═════ THE DATA

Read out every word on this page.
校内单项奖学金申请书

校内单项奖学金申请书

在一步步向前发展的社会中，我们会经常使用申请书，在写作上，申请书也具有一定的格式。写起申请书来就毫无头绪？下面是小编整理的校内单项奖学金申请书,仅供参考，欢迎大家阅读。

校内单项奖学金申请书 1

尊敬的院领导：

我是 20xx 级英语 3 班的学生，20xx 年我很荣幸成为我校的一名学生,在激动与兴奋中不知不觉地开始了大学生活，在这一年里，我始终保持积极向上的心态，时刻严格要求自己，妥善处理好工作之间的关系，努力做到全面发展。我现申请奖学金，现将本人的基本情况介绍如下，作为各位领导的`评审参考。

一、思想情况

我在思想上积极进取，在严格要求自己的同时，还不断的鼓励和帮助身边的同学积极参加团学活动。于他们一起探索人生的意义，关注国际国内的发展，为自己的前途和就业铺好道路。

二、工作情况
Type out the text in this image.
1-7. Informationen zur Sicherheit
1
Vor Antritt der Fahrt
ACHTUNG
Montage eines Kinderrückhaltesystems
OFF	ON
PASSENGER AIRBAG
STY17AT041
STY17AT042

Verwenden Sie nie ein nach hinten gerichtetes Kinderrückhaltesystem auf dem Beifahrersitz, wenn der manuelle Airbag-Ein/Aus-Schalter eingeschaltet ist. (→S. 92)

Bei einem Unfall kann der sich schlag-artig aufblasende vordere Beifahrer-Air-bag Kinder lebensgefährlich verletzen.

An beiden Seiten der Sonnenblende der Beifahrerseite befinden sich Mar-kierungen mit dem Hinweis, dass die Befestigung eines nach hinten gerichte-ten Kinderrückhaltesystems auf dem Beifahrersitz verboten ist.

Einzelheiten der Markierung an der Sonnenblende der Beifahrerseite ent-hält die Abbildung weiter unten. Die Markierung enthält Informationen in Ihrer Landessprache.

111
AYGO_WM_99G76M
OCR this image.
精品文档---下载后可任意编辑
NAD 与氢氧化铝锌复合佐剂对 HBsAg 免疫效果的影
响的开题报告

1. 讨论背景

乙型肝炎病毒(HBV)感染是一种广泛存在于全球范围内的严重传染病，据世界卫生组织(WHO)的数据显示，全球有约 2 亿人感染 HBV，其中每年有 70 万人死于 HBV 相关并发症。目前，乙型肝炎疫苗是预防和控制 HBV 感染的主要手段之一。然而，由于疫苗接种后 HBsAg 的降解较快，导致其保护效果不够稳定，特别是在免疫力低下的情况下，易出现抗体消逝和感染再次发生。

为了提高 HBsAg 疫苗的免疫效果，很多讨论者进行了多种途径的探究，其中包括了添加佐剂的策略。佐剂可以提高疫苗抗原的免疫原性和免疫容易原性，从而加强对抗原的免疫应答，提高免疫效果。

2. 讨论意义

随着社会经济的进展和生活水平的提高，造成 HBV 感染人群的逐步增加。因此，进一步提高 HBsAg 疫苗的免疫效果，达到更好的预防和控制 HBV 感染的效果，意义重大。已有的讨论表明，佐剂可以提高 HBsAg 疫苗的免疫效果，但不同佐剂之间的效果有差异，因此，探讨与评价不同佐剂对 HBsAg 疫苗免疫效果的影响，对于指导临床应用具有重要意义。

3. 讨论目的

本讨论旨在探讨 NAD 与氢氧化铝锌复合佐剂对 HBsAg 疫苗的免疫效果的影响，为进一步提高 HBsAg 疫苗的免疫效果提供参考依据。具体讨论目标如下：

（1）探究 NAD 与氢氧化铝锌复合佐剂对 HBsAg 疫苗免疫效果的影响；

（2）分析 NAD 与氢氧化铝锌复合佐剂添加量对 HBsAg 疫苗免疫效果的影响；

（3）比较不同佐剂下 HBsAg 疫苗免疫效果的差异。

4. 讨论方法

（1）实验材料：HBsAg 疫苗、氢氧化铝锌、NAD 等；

══════════

* PROBLEM DETAILS
Using the material above, print every entry exactly as written.

* RESPONSE TO THIS TASK
Read out every word on this page.
校内单项奖学金申请书

校内单项奖学金申请书

在一步步向前发展的社会中，我们会经常使用申请书，在写作上，申请书也具有一定的格式。写起申请书来就毫无头绪？下面是小编整理的校内单项奖学金申请书,仅供参考，欢迎大家阅读。

校内单项奖学金申请书 1

尊敬的院领导：

我是 20xx 级英语 3 班的学生，20xx 年我很荣幸成为我校的一名学生,在激动与兴奋中不知不觉地开始了大学生活，在这一年里，我始终保持积极向上的心态，时刻严格要求自己，妥善处理好工作之间的关系，努力做到全面发展。我现申请奖学金，现将本人的基本情况介绍如下，作为各位领导的`评审参考。

一、思想情况

我在思想上积极进取，在严格要求自己的同时，还不断的鼓励和帮助身边的同学积极参加团学活动。于他们一起探索人生的意义，关注国际国内的发展，为自己的前途和就业铺好道路。

二、工作情况
Type out the text in this image.
1-7. Informationen zur Sicherheit
1
Vor Antritt der Fahrt
ACHTUNG
Montage eines Kinderrückhaltesystems
OFF	ON
PASSENGER AIRBAG
STY17AT041
STY17AT042

Verwenden Sie nie ein nach hinten gerichtetes Kinderrückhaltesystem auf dem Beifahrersitz, wenn der manuelle Airbag-Ein/Aus-Schalter eingeschaltet ist. (→S. 92)

Bei einem Unfall kann der sich schlag-artig aufblasende vordere Beifahrer-Air-bag Kinder lebensgefährlich verletzen.

An beiden Seiten der Sonnenblende der Beifahrerseite befinden sich Mar-kierungen mit dem Hinweis, dass die Befestigung eines nach hinten gerichte-ten Kinderrückhaltesystems auf dem Beifahrersitz verboten ist.

Einzelheiten der Markierung an der Sonnenblende der Beifahrerseite ent-hält die Abbildung weiter unten. Die Markierung enthält Informationen in Ihrer Landessprache.

111
AYGO_WM_99G76M
OCR this image.
精品文档---下载后可任意编辑
NAD 与氢氧化铝锌复合佐剂对 HBsAg 免疫效果的影
响的开题报告

1. 讨论背景

乙型肝炎病毒(HBV)感染是一种广泛存在于全球范围内的严重传染病，据世界卫生组织(WHO)的数据显示，全球有约 2 亿人感染 HBV，其中每年有 70 万人死于 HBV 相关并发症。目前，乙型肝炎疫苗是预防和控制 HBV 感染的主要手段之一。然而，由于疫苗接种后 HBsAg 的降解较快，导致其保护效果不够稳定，特别是在免疫力低下的情况下，易出现抗体消逝和感染再次发生。

为了提高 HBsAg 疫苗的免疫效果，很多讨论者进行了多种途径的探究，其中包括了添加佐剂的策略。佐剂可以提高疫苗抗原的免疫原性和免疫容易原性，从而加强对抗原的免疫应答，提高免疫效果。

2. 讨论意义

随着社会经济的进展和生活水平的提高，造成 HBV 感染人群的逐步增加。因此，进一步提高 HBsAg 疫苗的免疫效果，达到更好的预防和控制 HBV 感染的效果，意义重大。已有的讨论表明，佐剂可以提高 HBsAg 疫苗的免疫效果，但不同佐剂之间的效果有差异，因此，探讨与评价不同佐剂对 HBsAg 疫苗免疫效果的影响，对于指导临床应用具有重要意义。

3. 讨论目的

本讨论旨在探讨 NAD 与氢氧化铝锌复合佐剂对 HBsAg 疫苗的免疫效果的影响，为进一步提高 HBsAg 疫苗的免疫效果提供参考依据。具体讨论目标如下：

（1）探究 NAD 与氢氧化铝锌复合佐剂对 HBsAg 疫苗免疫效果的影响；

（2）分析 NAD 与氢氧化铝锌复合佐剂添加量对 HBsAg 疫苗免疫效果的影响；

（3）比较不同佐剂下 HBsAg 疫苗免疫效果的差异。

4. 讨论方法

（1）实验材料：HBsAg 疫苗、氢氧化铝锌、NAD 等；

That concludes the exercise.